* [Problem statement]
Restate the material word for word and leave out anything that is a picture.

··· Dataset rows

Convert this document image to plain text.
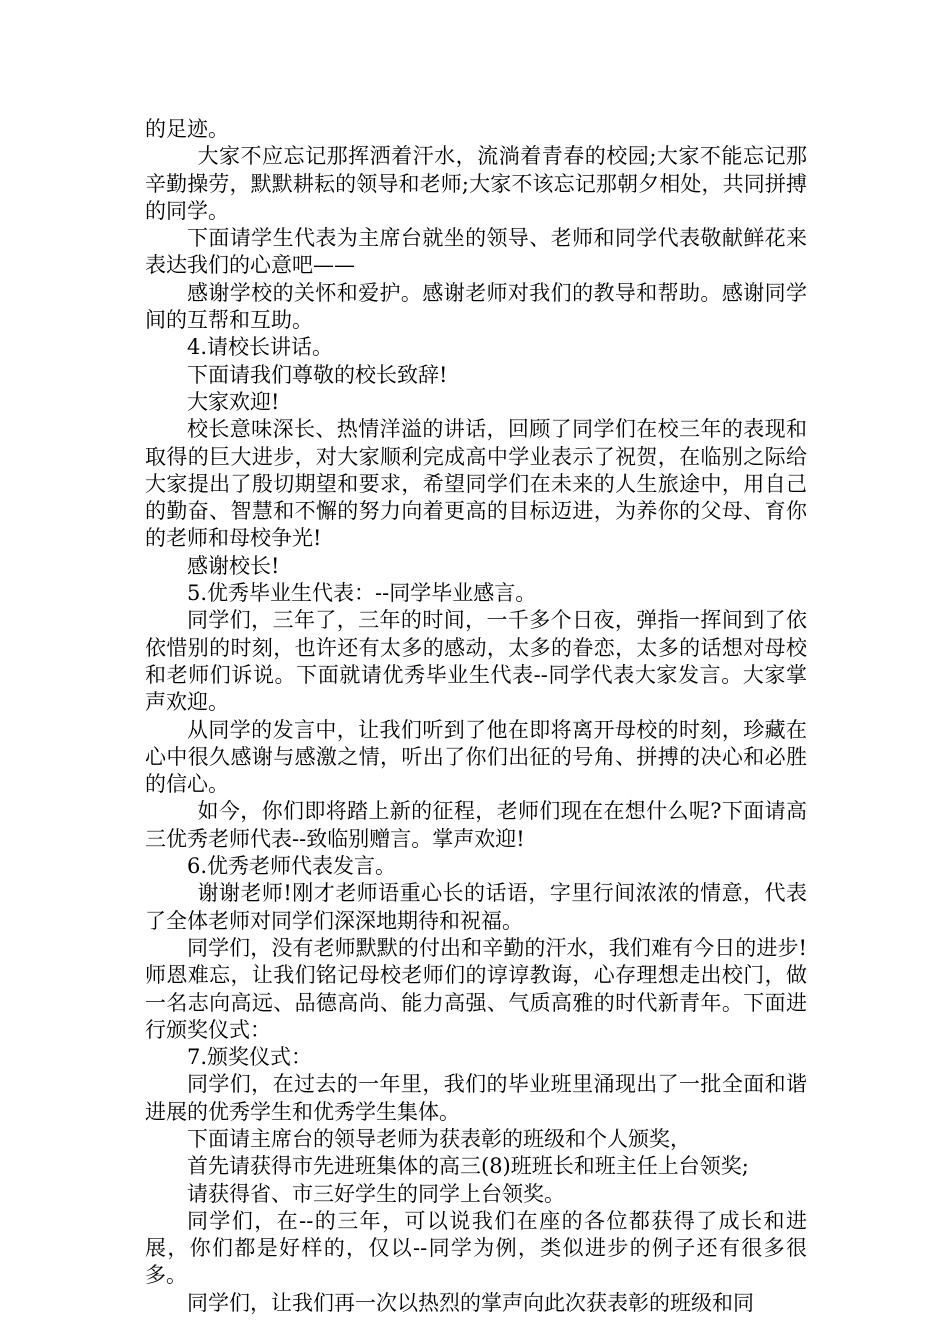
的足迹。

大家不应忘记那挥洒着汗水，流淌着青春的校园;大家不能忘记那辛勤操劳，默默耕耘的领导和老师;大家不该忘记那朝夕相处，共同拼搏的同学。

下面请学生代表为主席台就坐的领导、老师和同学代表敬献鲜花来表达我们的心意吧——

感谢学校的关怀和爱护。感谢老师对我们的教导和帮助。感谢同学间的互帮和互助。

4.请校长讲话。

下面请我们尊敬的校长致辞!

大家欢迎!

校长意味深长、热情洋溢的讲话，回顾了同学们在校三年的表现和取得的巨大进步，对大家顺利完成高中学业表示了祝贺，在临别之际给大家提出了殷切期望和要求，希望同学们在未来的人生旅途中，用自己的勤奋、智慧和不懈的努力向着更高的目标迈进，为养你的父母、育你的老师和母校争光!

感谢校长!

5.优秀毕业生代表：--同学毕业感言。

同学们，三年了，三年的时间，一千多个日夜，弹指一挥间到了依依惜别的时刻，也许还有太多的感动，太多的眷恋，太多的话想对母校和老师们诉说。下面就请优秀毕业生代表--同学代表大家发言。大家掌声欢迎。

从同学的发言中，让我们听到了他在即将离开母校的时刻，珍藏在心中很久感谢与感激之情，听出了你们出征的号角、拼搏的决心和必胜的信心。

如今，你们即将踏上新的征程，老师们现在在想什么呢?下面请高三优秀老师代表--致临别赠言。掌声欢迎!

6.优秀老师代表发言。

谢谢老师!刚才老师语重心长的话语，字里行间浓浓的情意，代表了全体老师对同学们深深地期待和祝福。

同学们，没有老师默默的付出和辛勤的汗水，我们难有今日的进步!师恩难忘，让我们铭记母校老师们的谆谆教诲，心存理想走出校门，做一名志向高远、品德高尚、能力高强、气质高雅的时代新青年。下面进行颁奖仪式：

7.颁奖仪式：

同学们，在过去的一年里，我们的毕业班里涌现出了一批全面和谐进展的优秀学生和优秀学生集体。

下面请主席台的领导老师为获表彰的班级和个人颁奖，

首先请获得市先进班集体的高三(8)班班长和班主任上台领奖;

请获得省、市三好学生的同学上台领奖。

同学们，在--的三年，可以说我们在座的各位都获得了成长和进展，你们都是好样的，仅以--同学为例，类似进步的例子还有很多很多。

同学们，让我们再一次以热烈的掌声向此次获表彰的班级和同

······

* [Result for this exercise]
Convert this document image to plain text.
的足迹。

大家不应忘记那挥洒着汗水，流淌着青春的校园;大家不能忘记那辛勤操劳，默默耕耘的领导和老师;大家不该忘记那朝夕相处，共同拼搏的同学。

下面请学生代表为主席台就坐的领导、老师和同学代表敬献鲜花来表达我们的心意吧——

感谢学校的关怀和爱护。感谢老师对我们的教导和帮助。感谢同学间的互帮和互助。

4.请校长讲话。

下面请我们尊敬的校长致辞!

大家欢迎!

校长意味深长、热情洋溢的讲话，回顾了同学们在校三年的表现和取得的巨大进步，对大家顺利完成高中学业表示了祝贺，在临别之际给大家提出了殷切期望和要求，希望同学们在未来的人生旅途中，用自己的勤奋、智慧和不懈的努力向着更高的目标迈进，为养你的父母、育你的老师和母校争光!

感谢校长!

5.优秀毕业生代表：--同学毕业感言。

同学们，三年了，三年的时间，一千多个日夜，弹指一挥间到了依依惜别的时刻，也许还有太多的感动，太多的眷恋，太多的话想对母校和老师们诉说。下面就请优秀毕业生代表--同学代表大家发言。大家掌声欢迎。

从同学的发言中，让我们听到了他在即将离开母校的时刻，珍藏在心中很久感谢与感激之情，听出了你们出征的号角、拼搏的决心和必胜的信心。

如今，你们即将踏上新的征程，老师们现在在想什么呢?下面请高三优秀老师代表--致临别赠言。掌声欢迎!

6.优秀老师代表发言。

谢谢老师!刚才老师语重心长的话语，字里行间浓浓的情意，代表了全体老师对同学们深深地期待和祝福。

同学们，没有老师默默的付出和辛勤的汗水，我们难有今日的进步!师恩难忘，让我们铭记母校老师们的谆谆教诲，心存理想走出校门，做一名志向高远、品德高尚、能力高强、气质高雅的时代新青年。下面进行颁奖仪式：

7.颁奖仪式：

同学们，在过去的一年里，我们的毕业班里涌现出了一批全面和谐进展的优秀学生和优秀学生集体。

下面请主席台的领导老师为获表彰的班级和个人颁奖，

首先请获得市先进班集体的高三(8)班班长和班主任上台领奖;

请获得省、市三好学生的同学上台领奖。

同学们，在--的三年，可以说我们在座的各位都获得了成长和进展，你们都是好样的，仅以--同学为例，类似进步的例子还有很多很多。

同学们，让我们再一次以热烈的掌声向此次获表彰的班级和同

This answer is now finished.